• [Exercise requirements] Transcribe the data in full and exactly, omitting any pictures.

** Start of Listed records **

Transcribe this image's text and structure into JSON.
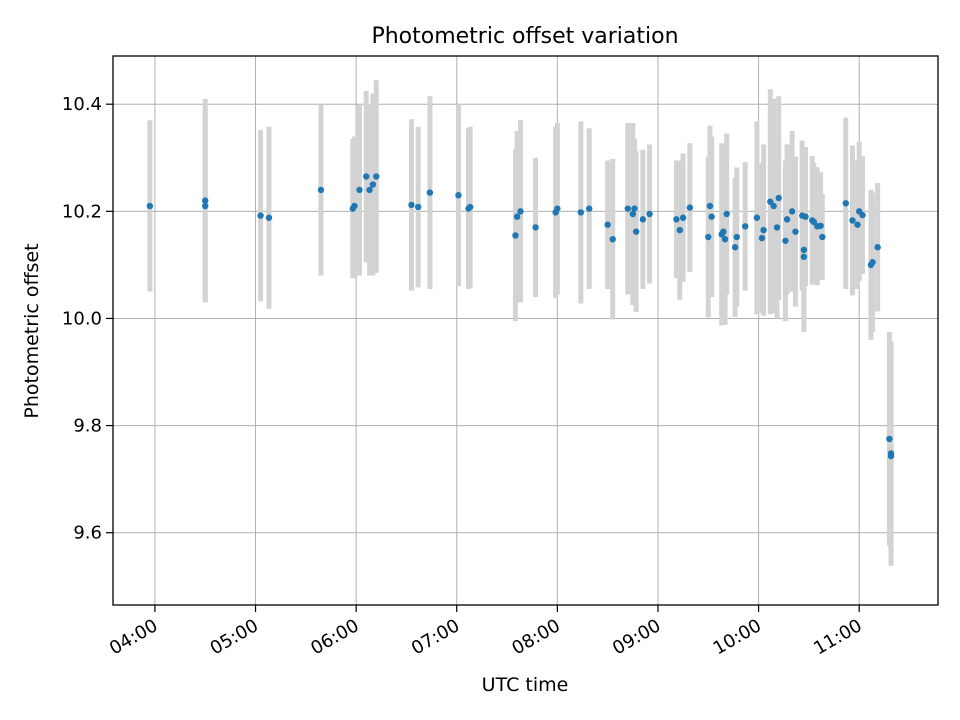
{
  "chart_data": {
    "type": "scatter",
    "title": "Photometric offset variation",
    "xlabel": "UTC time",
    "ylabel": "Photometric offset",
    "x_axis": "time (UTC)",
    "xlim": [
      "03:35",
      "11:47"
    ],
    "ylim": [
      9.465,
      10.49
    ],
    "xticks": [
      "04:00",
      "05:00",
      "06:00",
      "07:00",
      "08:00",
      "09:00",
      "10:00",
      "11:00"
    ],
    "yticks": [
      9.6,
      9.8,
      10.0,
      10.2,
      10.4
    ],
    "ytick_labels": [
      "9.6",
      "9.8",
      "10.0",
      "10.2",
      "10.4"
    ],
    "grid": true,
    "legend": "none",
    "marker_color": "#1f77b4",
    "errorbar_color": "#d3d3d3",
    "series": [
      {
        "x": [
          "03:57",
          "04:30",
          "04:30",
          "05:03",
          "05:08",
          "05:39",
          "05:58",
          "05:59",
          "06:02",
          "06:06",
          "06:08",
          "06:10",
          "06:12",
          "06:33",
          "06:37",
          "06:44",
          "07:01",
          "07:07",
          "07:08",
          "07:35",
          "07:36",
          "07:38",
          "07:47",
          "07:59",
          "08:00",
          "08:14",
          "08:19",
          "08:30",
          "08:33",
          "08:42",
          "08:45",
          "08:46",
          "08:47",
          "08:51",
          "08:55",
          "09:11",
          "09:13",
          "09:15",
          "09:19",
          "09:30",
          "09:31",
          "09:32",
          "09:38",
          "09:39",
          "09:40",
          "09:41",
          "09:46",
          "09:47",
          "09:52",
          "09:59",
          "10:02",
          "10:03",
          "10:07",
          "10:09",
          "10:11",
          "10:12",
          "10:16",
          "10:17",
          "10:20",
          "10:22",
          "10:26",
          "10:27",
          "10:27",
          "10:28",
          "10:32",
          "10:33",
          "10:35",
          "10:37",
          "10:38",
          "10:52",
          "10:56",
          "10:59",
          "11:00",
          "11:02",
          "11:07",
          "11:08",
          "11:11",
          "11:18",
          "11:19",
          "11:19"
        ],
        "y": [
          10.21,
          10.22,
          10.21,
          10.192,
          10.188,
          10.24,
          10.205,
          10.21,
          10.24,
          10.265,
          10.24,
          10.25,
          10.265,
          10.212,
          10.208,
          10.235,
          10.23,
          10.205,
          10.208,
          10.155,
          10.19,
          10.2,
          10.17,
          10.198,
          10.205,
          10.198,
          10.205,
          10.175,
          10.148,
          10.205,
          10.195,
          10.205,
          10.162,
          10.185,
          10.195,
          10.185,
          10.165,
          10.188,
          10.207,
          10.152,
          10.21,
          10.19,
          10.157,
          10.162,
          10.148,
          10.195,
          10.133,
          10.152,
          10.172,
          10.188,
          10.15,
          10.165,
          10.218,
          10.21,
          10.17,
          10.225,
          10.145,
          10.185,
          10.2,
          10.162,
          10.192,
          10.115,
          10.128,
          10.19,
          10.183,
          10.18,
          10.172,
          10.173,
          10.152,
          10.215,
          10.183,
          10.175,
          10.2,
          10.193,
          10.1,
          10.105,
          10.133,
          9.775,
          9.748,
          9.743
        ],
        "yerr": [
          0.16,
          0.19,
          0.18,
          0.16,
          0.17,
          0.16,
          0.13,
          0.13,
          0.16,
          0.16,
          0.16,
          0.17,
          0.18,
          0.16,
          0.15,
          0.18,
          0.17,
          0.15,
          0.15,
          0.16,
          0.16,
          0.17,
          0.13,
          0.16,
          0.16,
          0.17,
          0.15,
          0.12,
          0.15,
          0.16,
          0.17,
          0.13,
          0.15,
          0.13,
          0.13,
          0.11,
          0.13,
          0.12,
          0.12,
          0.15,
          0.15,
          0.15,
          0.17,
          0.16,
          0.16,
          0.15,
          0.13,
          0.13,
          0.12,
          0.18,
          0.14,
          0.16,
          0.21,
          0.2,
          0.17,
          0.19,
          0.15,
          0.14,
          0.15,
          0.14,
          0.14,
          0.14,
          0.13,
          0.13,
          0.12,
          0.11,
          0.11,
          0.1,
          0.08,
          0.16,
          0.14,
          0.12,
          0.13,
          0.11,
          0.14,
          0.13,
          0.12,
          0.2,
          0.21,
          0.19
        ]
      }
    ]
  }
}
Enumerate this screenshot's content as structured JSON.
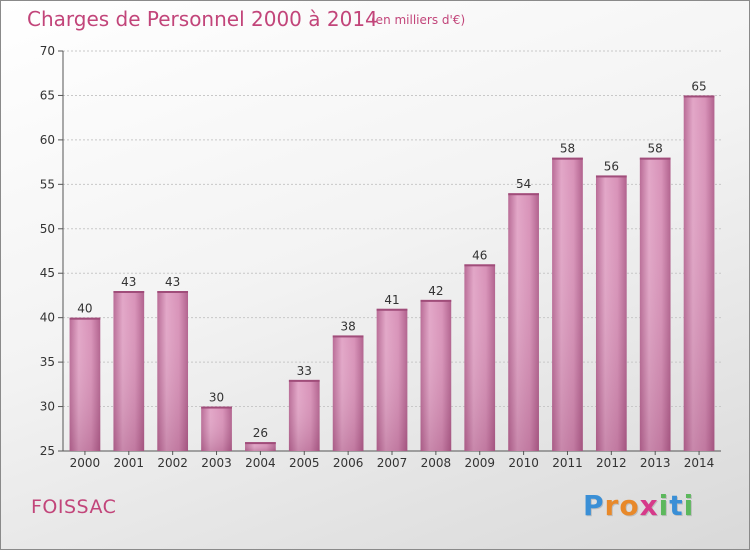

** End of Listed records **

• [Answer for this exercise]
Transcribe this image's text and structure into JSON.
{
  "chart_data": {
    "type": "scatter",
    "title": "Photometric offset variation",
    "xlabel": "UTC time",
    "ylabel": "Photometric offset",
    "x_axis": "time (UTC)",
    "xlim": [
      "03:35",
      "11:47"
    ],
    "ylim": [
      9.465,
      10.49
    ],
    "xticks": [
      "04:00",
      "05:00",
      "06:00",
      "07:00",
      "08:00",
      "09:00",
      "10:00",
      "11:00"
    ],
    "yticks": [
      9.6,
      9.8,
      10.0,
      10.2,
      10.4
    ],
    "ytick_labels": [
      "9.6",
      "9.8",
      "10.0",
      "10.2",
      "10.4"
    ],
    "grid": true,
    "legend": "none",
    "marker_color": "#1f77b4",
    "errorbar_color": "#d3d3d3",
    "series": [
      {
        "x": [
          "03:57",
          "04:30",
          "04:30",
          "05:03",
          "05:08",
          "05:39",
          "05:58",
          "05:59",
          "06:02",
          "06:06",
          "06:08",
          "06:10",
          "06:12",
          "06:33",
          "06:37",
          "06:44",
          "07:01",
          "07:07",
          "07:08",
          "07:35",
          "07:36",
          "07:38",
          "07:47",
          "07:59",
          "08:00",
          "08:14",
          "08:19",
          "08:30",
          "08:33",
          "08:42",
          "08:45",
          "08:46",
          "08:47",
          "08:51",
          "08:55",
          "09:11",
          "09:13",
          "09:15",
          "09:19",
          "09:30",
          "09:31",
          "09:32",
          "09:38",
          "09:39",
          "09:40",
          "09:41",
          "09:46",
          "09:47",
          "09:52",
          "09:59",
          "10:02",
          "10:03",
          "10:07",
          "10:09",
          "10:11",
          "10:12",
          "10:16",
          "10:17",
          "10:20",
          "10:22",
          "10:26",
          "10:27",
          "10:27",
          "10:28",
          "10:32",
          "10:33",
          "10:35",
          "10:37",
          "10:38",
          "10:52",
          "10:56",
          "10:59",
          "11:00",
          "11:02",
          "11:07",
          "11:08",
          "11:11",
          "11:18",
          "11:19",
          "11:19"
        ],
        "y": [
          10.21,
          10.22,
          10.21,
          10.192,
          10.188,
          10.24,
          10.205,
          10.21,
          10.24,
          10.265,
          10.24,
          10.25,
          10.265,
          10.212,
          10.208,
          10.235,
          10.23,
          10.205,
          10.208,
          10.155,
          10.19,
          10.2,
          10.17,
          10.198,
          10.205,
          10.198,
          10.205,
          10.175,
          10.148,
          10.205,
          10.195,
          10.205,
          10.162,
          10.185,
          10.195,
          10.185,
          10.165,
          10.188,
          10.207,
          10.152,
          10.21,
          10.19,
          10.157,
          10.162,
          10.148,
          10.195,
          10.133,
          10.152,
          10.172,
          10.188,
          10.15,
          10.165,
          10.218,
          10.21,
          10.17,
          10.225,
          10.145,
          10.185,
          10.2,
          10.162,
          10.192,
          10.115,
          10.128,
          10.19,
          10.183,
          10.18,
          10.172,
          10.173,
          10.152,
          10.215,
          10.183,
          10.175,
          10.2,
          10.193,
          10.1,
          10.105,
          10.133,
          9.775,
          9.748,
          9.743
        ],
        "yerr": [
          0.16,
          0.19,
          0.18,
          0.16,
          0.17,
          0.16,
          0.13,
          0.13,
          0.16,
          0.16,
          0.16,
          0.17,
          0.18,
          0.16,
          0.15,
          0.18,
          0.17,
          0.15,
          0.15,
          0.16,
          0.16,
          0.17,
          0.13,
          0.16,
          0.16,
          0.17,
          0.15,
          0.12,
          0.15,
          0.16,
          0.17,
          0.13,
          0.15,
          0.13,
          0.13,
          0.11,
          0.13,
          0.12,
          0.12,
          0.15,
          0.15,
          0.15,
          0.17,
          0.16,
          0.16,
          0.15,
          0.13,
          0.13,
          0.12,
          0.18,
          0.14,
          0.16,
          0.21,
          0.2,
          0.17,
          0.19,
          0.15,
          0.14,
          0.15,
          0.14,
          0.14,
          0.14,
          0.13,
          0.13,
          0.12,
          0.11,
          0.11,
          0.1,
          0.08,
          0.16,
          0.14,
          0.12,
          0.13,
          0.11,
          0.14,
          0.13,
          0.12,
          0.2,
          0.21,
          0.19
        ]
      }
    ]
  }
}
Enumerate this screenshot's content as structured JSON.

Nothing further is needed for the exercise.